**** DATA EXCERPTS ****

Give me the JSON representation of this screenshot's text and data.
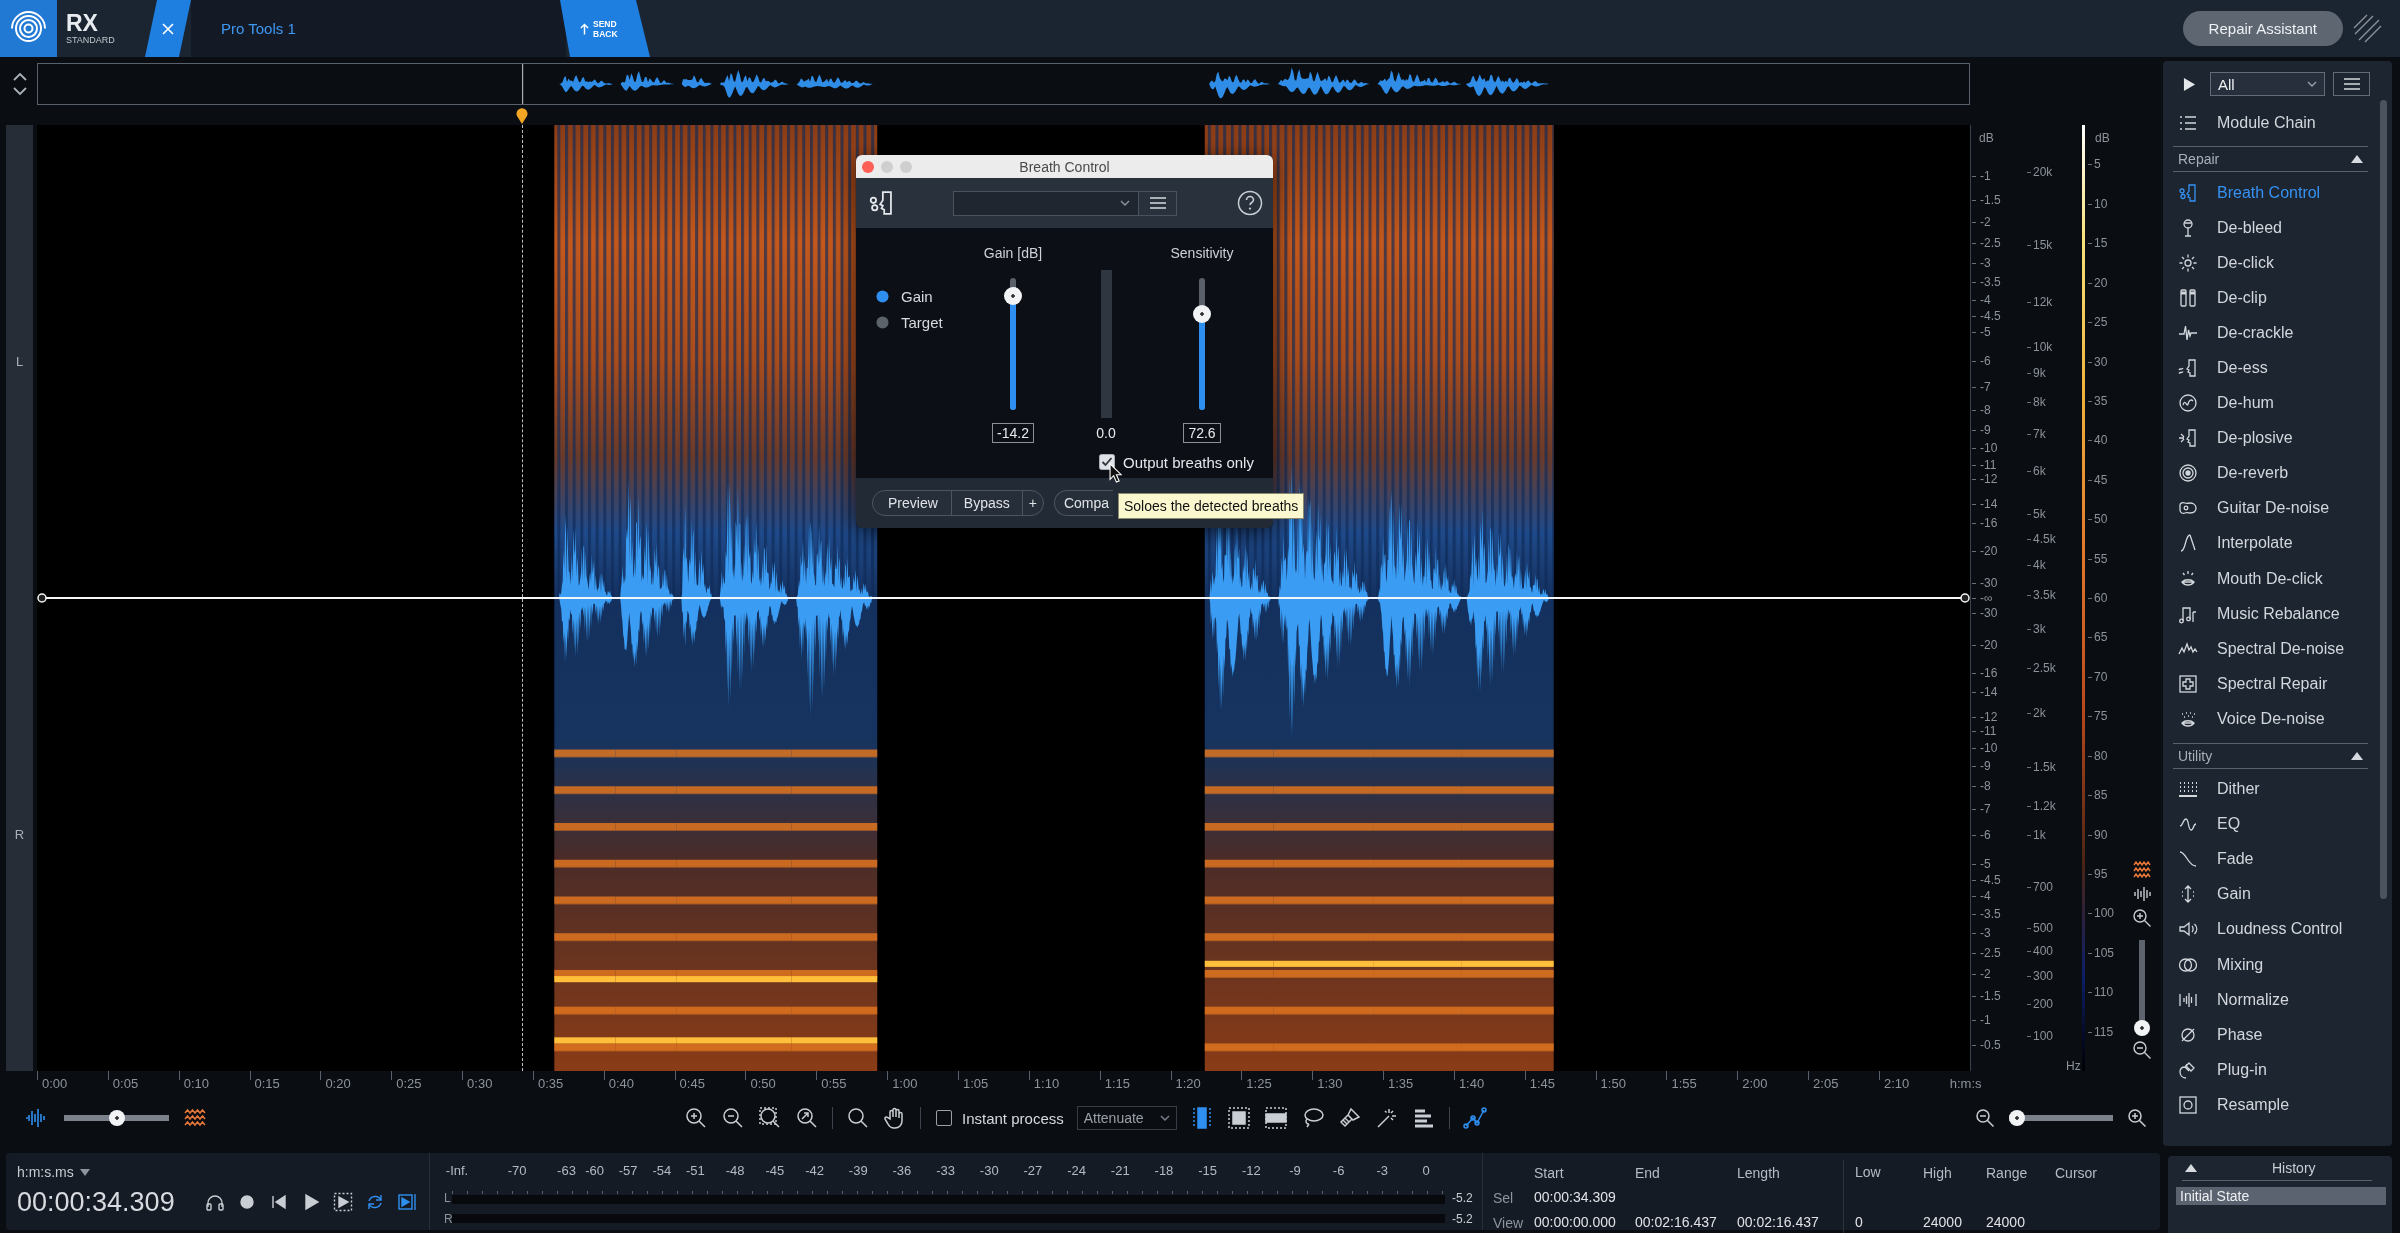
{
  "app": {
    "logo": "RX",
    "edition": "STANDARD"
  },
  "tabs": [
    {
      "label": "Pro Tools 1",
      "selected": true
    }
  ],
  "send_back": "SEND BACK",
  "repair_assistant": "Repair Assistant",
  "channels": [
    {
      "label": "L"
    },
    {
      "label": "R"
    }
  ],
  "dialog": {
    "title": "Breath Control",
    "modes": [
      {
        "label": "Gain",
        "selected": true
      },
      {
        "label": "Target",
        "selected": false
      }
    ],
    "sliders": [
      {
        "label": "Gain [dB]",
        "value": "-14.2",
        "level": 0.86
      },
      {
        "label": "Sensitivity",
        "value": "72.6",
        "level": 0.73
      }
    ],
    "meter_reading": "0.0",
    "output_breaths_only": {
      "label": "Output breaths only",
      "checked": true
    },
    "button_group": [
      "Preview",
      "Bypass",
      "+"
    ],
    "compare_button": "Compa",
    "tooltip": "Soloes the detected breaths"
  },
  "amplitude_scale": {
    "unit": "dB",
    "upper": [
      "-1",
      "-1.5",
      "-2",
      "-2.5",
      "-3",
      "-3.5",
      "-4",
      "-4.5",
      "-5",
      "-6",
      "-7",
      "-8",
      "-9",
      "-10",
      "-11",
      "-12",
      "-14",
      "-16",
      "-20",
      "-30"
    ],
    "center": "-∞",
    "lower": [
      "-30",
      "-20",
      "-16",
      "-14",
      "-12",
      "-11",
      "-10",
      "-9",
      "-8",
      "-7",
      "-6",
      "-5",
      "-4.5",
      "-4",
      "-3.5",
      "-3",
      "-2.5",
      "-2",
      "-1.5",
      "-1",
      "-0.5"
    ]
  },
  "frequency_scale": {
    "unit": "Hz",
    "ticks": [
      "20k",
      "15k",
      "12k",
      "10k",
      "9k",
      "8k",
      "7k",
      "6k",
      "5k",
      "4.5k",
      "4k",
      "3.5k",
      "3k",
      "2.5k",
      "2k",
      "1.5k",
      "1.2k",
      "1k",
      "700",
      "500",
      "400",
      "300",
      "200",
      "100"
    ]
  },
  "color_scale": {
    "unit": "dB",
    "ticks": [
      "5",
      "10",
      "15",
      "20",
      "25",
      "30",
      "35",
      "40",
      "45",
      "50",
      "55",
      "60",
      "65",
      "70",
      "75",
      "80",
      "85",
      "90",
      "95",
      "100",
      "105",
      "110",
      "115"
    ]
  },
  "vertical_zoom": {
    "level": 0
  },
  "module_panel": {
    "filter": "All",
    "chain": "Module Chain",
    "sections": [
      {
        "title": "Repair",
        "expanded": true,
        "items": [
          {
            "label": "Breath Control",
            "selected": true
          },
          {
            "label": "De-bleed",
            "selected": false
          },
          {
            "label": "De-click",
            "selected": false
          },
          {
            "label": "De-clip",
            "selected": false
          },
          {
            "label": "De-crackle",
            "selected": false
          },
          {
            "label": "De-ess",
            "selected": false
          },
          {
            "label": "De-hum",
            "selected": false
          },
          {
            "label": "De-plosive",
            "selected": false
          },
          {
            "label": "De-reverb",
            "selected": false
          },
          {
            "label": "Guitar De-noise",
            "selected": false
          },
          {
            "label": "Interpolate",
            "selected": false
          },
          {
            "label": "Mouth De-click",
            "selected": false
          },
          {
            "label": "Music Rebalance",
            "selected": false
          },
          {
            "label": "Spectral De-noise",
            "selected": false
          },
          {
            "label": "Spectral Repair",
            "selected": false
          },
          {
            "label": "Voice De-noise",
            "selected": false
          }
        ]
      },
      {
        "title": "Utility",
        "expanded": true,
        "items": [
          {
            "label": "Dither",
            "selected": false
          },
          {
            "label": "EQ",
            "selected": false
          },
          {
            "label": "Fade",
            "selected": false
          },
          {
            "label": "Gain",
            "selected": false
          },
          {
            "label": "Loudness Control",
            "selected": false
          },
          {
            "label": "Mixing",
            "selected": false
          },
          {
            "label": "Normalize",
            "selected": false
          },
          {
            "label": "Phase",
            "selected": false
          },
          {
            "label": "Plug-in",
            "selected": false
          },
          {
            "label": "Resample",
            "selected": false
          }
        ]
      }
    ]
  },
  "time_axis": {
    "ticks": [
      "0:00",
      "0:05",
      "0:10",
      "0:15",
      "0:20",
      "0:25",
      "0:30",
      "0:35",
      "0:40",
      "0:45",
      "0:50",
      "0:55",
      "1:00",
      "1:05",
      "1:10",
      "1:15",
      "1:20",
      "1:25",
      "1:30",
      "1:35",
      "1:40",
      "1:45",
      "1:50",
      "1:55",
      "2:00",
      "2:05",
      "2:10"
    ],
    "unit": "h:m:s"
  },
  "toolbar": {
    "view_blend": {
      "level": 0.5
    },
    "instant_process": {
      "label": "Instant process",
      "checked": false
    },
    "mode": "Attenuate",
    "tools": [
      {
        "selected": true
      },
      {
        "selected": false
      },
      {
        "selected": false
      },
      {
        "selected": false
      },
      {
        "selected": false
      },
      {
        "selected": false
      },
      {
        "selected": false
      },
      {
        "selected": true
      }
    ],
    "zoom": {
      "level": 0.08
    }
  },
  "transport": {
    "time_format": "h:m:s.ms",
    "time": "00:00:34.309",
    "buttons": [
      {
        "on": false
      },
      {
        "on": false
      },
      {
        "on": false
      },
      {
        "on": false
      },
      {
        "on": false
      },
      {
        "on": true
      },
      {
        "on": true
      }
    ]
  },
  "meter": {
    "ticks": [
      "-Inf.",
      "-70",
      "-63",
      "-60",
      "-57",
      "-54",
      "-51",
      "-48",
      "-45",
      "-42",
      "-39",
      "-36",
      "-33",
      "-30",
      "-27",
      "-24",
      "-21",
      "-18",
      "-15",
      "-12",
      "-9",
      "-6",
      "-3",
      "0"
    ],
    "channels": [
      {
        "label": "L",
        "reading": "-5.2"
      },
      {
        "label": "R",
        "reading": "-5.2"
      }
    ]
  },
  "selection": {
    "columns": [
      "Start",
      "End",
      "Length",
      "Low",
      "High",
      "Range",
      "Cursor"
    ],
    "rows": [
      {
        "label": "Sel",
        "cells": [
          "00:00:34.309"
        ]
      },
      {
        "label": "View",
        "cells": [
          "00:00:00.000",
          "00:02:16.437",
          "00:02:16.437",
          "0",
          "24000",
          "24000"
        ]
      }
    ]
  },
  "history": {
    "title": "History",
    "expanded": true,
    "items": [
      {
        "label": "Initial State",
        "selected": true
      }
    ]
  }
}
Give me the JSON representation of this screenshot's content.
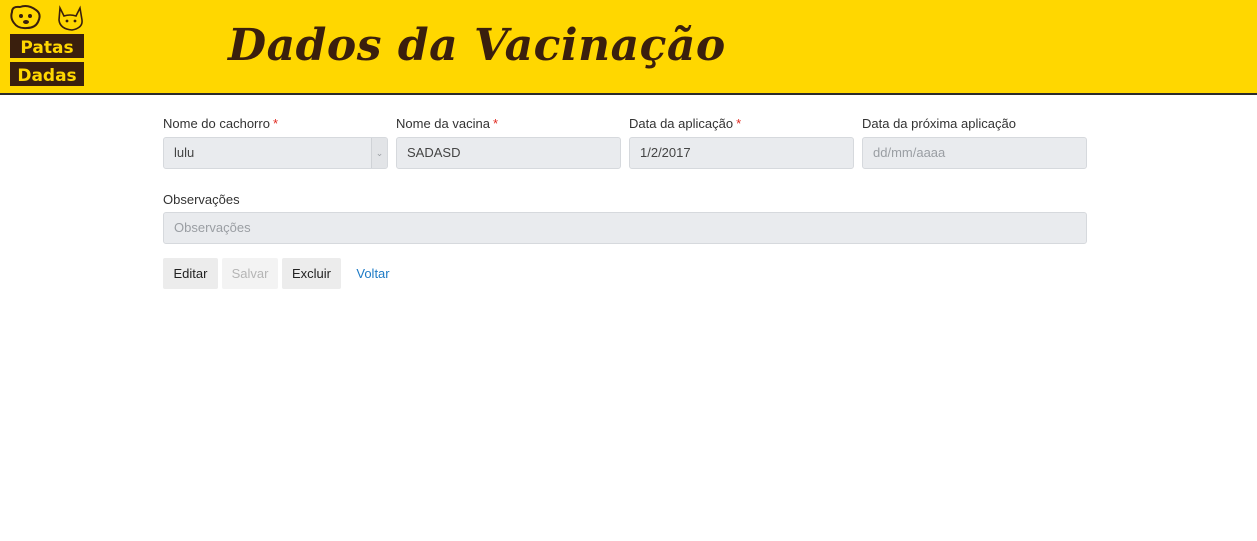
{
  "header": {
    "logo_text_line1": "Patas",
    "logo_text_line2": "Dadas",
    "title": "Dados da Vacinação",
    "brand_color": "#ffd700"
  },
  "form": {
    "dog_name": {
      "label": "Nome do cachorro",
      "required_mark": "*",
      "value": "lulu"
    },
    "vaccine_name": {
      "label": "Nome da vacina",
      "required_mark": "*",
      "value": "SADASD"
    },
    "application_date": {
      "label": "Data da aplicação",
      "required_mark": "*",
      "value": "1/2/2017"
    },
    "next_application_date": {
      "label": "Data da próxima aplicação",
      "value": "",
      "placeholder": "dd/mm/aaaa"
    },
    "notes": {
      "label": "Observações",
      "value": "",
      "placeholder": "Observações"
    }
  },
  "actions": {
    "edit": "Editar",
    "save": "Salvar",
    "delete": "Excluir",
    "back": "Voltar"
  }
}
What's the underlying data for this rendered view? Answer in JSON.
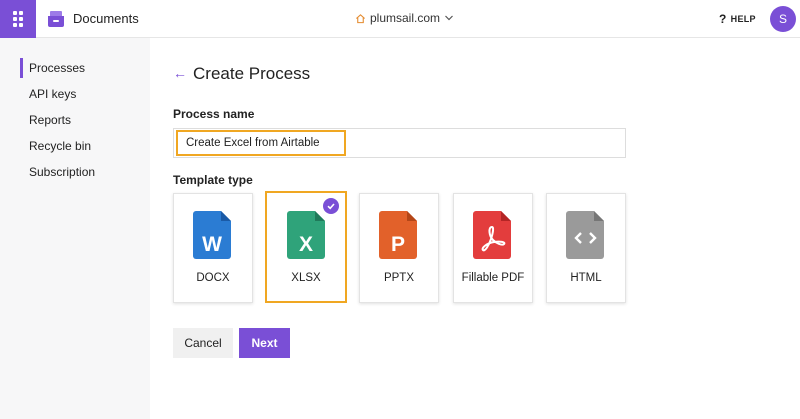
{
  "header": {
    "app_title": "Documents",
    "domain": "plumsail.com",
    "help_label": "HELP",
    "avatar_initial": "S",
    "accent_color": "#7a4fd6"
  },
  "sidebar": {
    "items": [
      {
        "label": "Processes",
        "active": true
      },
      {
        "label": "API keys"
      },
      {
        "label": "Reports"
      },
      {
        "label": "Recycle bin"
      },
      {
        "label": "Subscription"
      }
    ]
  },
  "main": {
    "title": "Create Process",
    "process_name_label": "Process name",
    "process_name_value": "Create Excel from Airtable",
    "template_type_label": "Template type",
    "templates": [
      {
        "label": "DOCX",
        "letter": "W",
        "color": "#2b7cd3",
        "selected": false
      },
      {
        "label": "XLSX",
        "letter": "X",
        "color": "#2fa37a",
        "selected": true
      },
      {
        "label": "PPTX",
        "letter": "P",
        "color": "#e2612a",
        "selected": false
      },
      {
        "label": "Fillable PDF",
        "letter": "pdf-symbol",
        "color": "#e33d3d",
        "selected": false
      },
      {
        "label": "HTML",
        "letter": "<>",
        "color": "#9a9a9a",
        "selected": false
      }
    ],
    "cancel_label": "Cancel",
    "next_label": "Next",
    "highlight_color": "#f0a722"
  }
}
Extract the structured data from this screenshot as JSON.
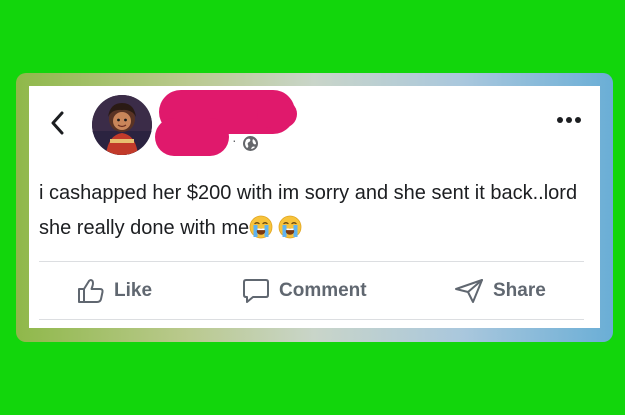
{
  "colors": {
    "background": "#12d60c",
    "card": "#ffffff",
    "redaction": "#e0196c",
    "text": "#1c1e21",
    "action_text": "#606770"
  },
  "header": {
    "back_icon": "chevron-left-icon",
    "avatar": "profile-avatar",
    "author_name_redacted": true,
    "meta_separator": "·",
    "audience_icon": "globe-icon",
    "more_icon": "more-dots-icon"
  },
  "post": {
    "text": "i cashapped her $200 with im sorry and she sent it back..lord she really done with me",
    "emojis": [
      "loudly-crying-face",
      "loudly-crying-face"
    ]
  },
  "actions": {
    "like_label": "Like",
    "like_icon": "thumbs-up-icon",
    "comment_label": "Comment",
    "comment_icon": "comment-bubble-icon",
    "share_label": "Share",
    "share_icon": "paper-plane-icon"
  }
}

****

▶ **PROBLEM TO SOLVE**: Count every line bearing the word "icon"; report the total only.

▶ **SOLUTION**: 6